Data extract –
<<<<

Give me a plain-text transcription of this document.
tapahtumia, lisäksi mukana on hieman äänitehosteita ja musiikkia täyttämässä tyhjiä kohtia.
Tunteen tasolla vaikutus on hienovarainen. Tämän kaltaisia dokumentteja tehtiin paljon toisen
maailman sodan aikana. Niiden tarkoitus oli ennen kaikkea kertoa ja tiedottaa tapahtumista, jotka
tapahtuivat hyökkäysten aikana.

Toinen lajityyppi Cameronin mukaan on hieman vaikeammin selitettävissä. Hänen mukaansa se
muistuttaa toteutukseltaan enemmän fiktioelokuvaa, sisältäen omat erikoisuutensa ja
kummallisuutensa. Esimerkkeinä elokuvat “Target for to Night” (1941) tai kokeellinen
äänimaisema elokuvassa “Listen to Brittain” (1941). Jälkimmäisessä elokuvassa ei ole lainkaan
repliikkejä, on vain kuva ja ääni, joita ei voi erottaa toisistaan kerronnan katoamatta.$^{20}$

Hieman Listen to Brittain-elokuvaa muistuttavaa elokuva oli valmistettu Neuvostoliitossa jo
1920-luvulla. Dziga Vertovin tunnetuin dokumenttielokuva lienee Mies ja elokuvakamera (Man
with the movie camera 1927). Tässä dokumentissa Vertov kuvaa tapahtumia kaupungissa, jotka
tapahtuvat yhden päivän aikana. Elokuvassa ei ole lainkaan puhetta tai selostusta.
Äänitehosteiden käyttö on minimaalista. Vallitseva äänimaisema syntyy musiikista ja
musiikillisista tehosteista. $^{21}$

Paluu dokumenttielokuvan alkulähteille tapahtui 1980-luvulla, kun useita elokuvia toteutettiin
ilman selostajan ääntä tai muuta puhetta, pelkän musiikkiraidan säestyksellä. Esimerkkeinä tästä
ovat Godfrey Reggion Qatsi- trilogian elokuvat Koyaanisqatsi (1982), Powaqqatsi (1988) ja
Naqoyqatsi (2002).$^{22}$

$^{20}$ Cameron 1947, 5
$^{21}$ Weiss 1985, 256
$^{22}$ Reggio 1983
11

>>>>
<<<<

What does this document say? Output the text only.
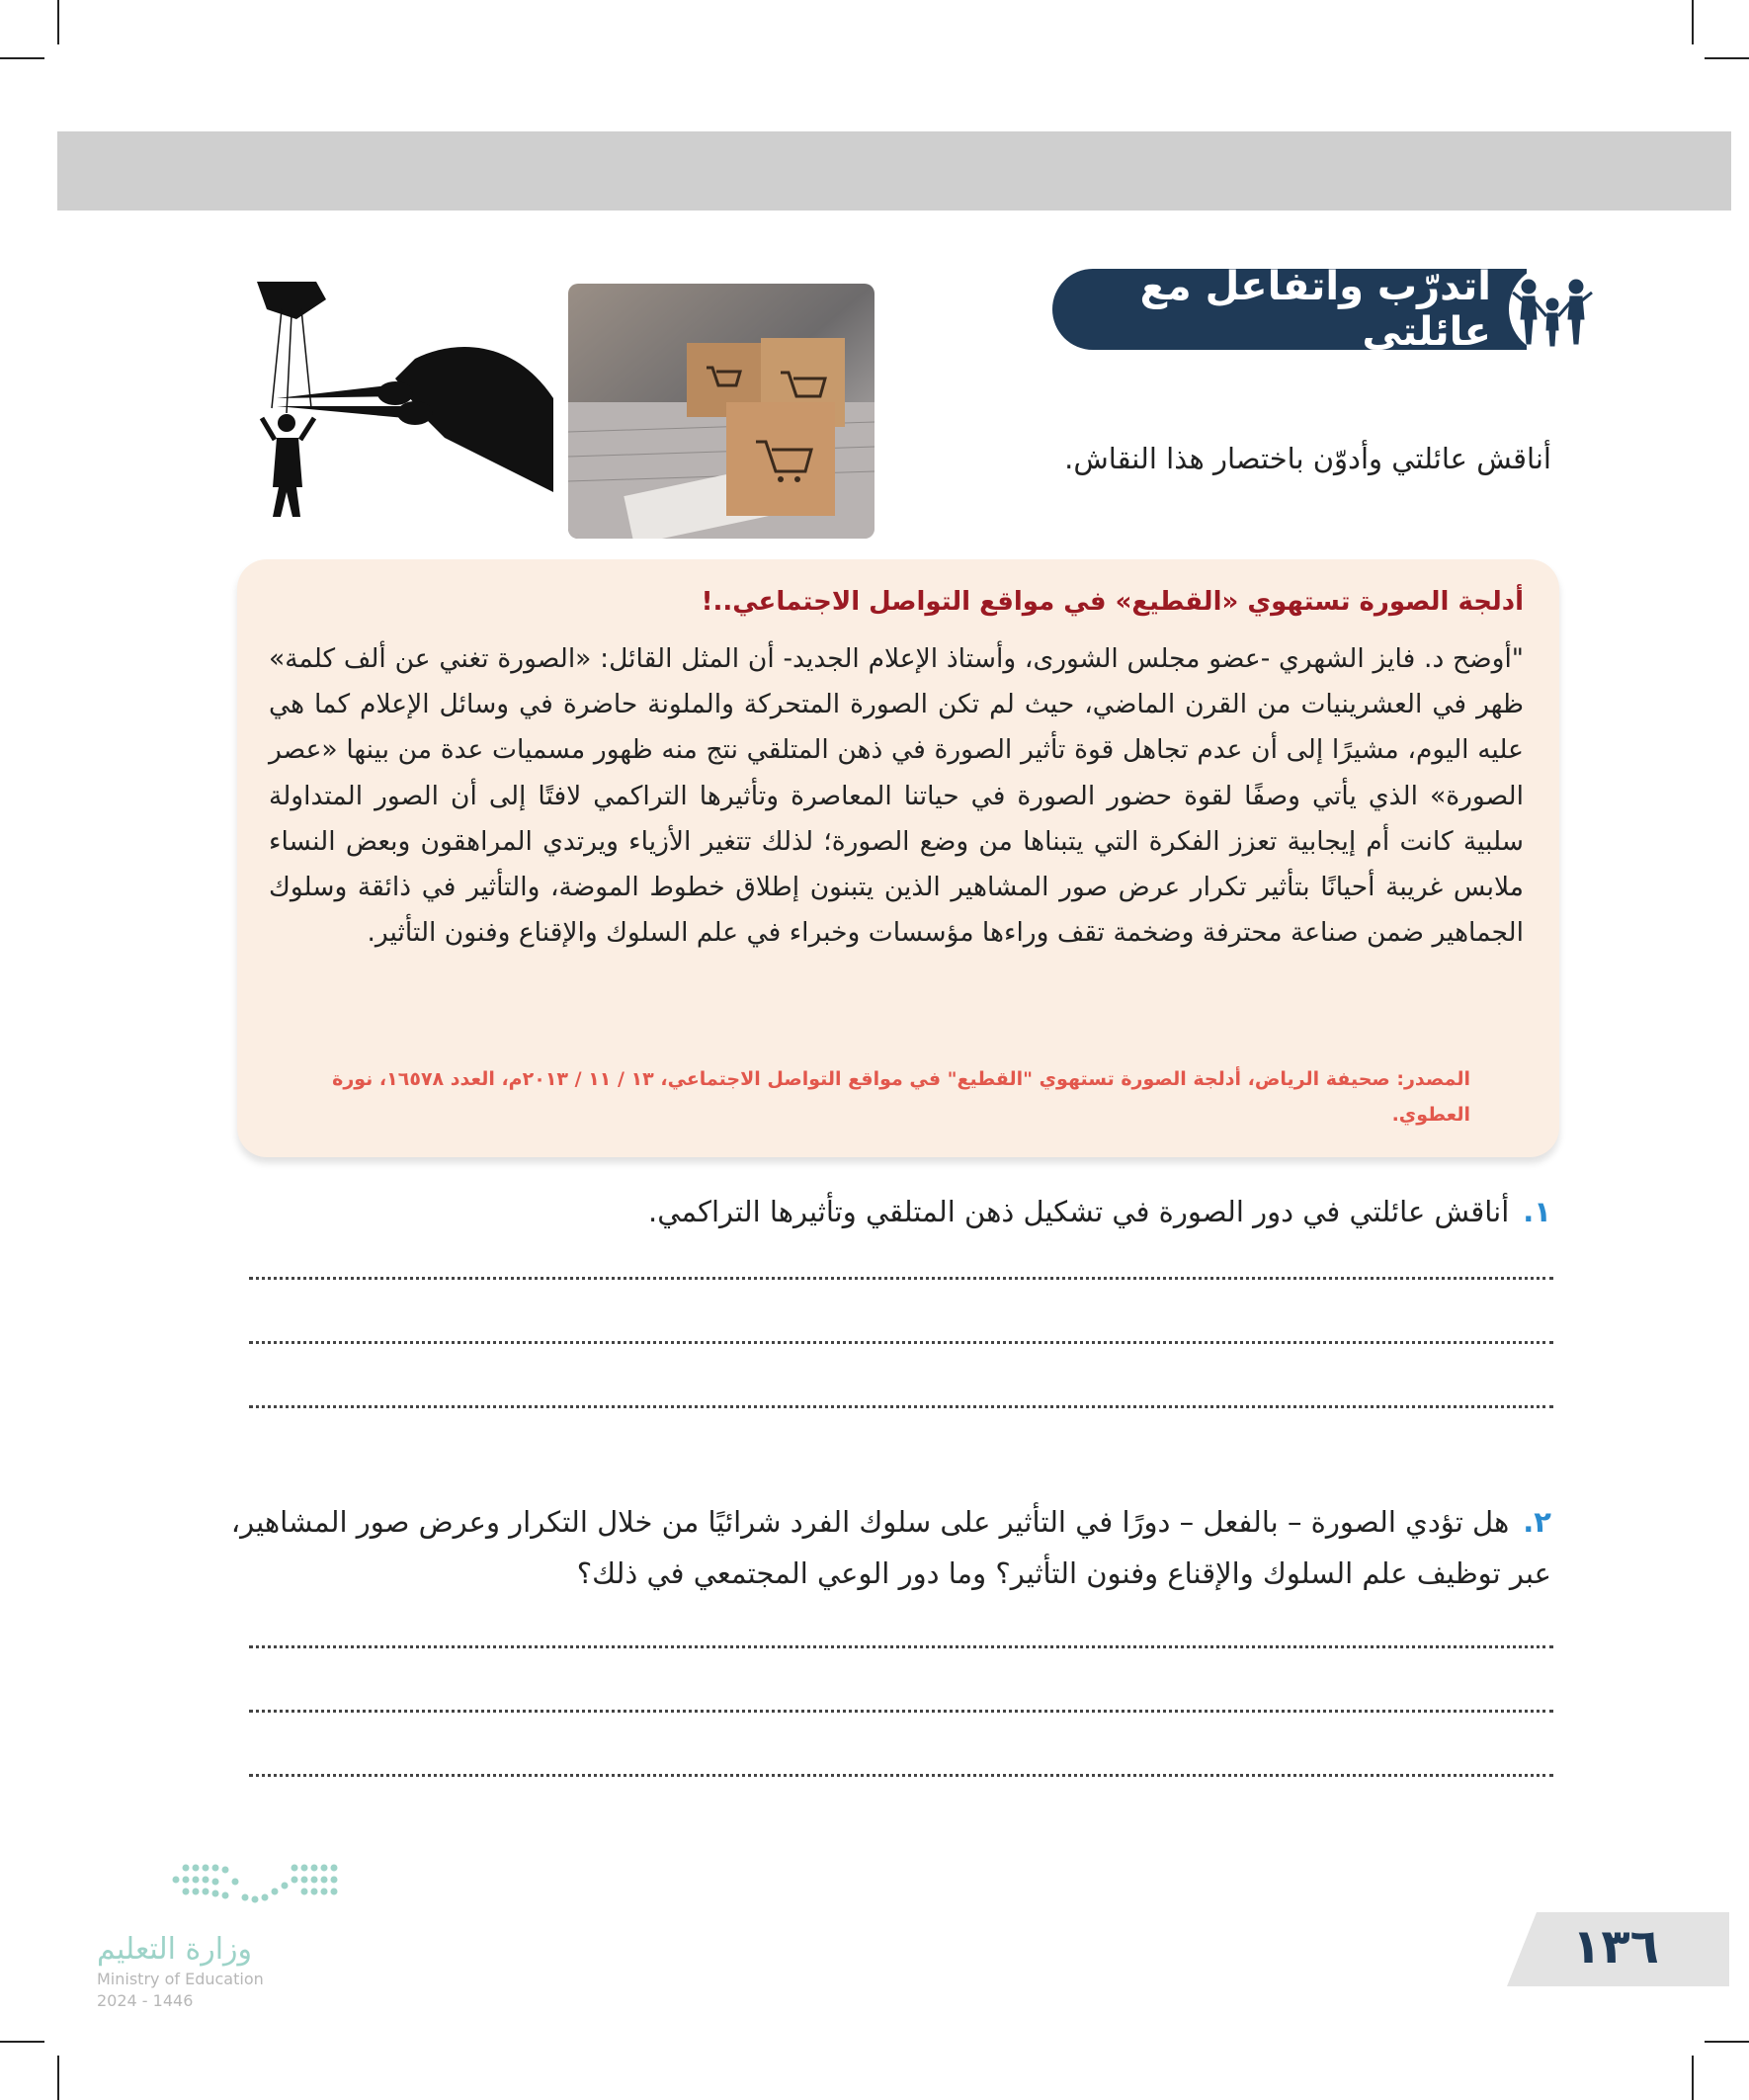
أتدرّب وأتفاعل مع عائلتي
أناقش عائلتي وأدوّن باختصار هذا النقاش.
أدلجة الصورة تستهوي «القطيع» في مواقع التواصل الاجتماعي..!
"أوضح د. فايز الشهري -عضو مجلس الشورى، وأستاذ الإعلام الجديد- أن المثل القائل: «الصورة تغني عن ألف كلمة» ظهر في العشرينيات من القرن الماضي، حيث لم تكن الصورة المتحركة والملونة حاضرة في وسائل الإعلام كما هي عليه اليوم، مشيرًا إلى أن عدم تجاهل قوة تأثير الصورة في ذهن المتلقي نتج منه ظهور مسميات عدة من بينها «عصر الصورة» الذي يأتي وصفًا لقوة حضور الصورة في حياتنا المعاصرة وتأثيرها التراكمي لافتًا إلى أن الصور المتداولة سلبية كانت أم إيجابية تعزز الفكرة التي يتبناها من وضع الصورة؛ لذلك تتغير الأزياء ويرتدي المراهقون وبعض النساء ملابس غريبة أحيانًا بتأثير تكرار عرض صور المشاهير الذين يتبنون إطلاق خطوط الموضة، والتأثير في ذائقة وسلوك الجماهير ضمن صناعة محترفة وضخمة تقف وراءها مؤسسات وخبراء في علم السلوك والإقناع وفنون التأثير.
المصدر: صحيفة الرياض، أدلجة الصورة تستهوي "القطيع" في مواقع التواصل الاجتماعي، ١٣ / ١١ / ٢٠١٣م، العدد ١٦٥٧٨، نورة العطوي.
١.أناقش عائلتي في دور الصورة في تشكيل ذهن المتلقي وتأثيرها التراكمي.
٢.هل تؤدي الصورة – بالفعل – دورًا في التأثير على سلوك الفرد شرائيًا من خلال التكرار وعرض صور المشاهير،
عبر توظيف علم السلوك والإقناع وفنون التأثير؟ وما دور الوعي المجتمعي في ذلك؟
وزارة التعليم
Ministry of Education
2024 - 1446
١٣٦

>>>>

Only the count is needed: the number of lines in the data that include the word "التراكمي".

2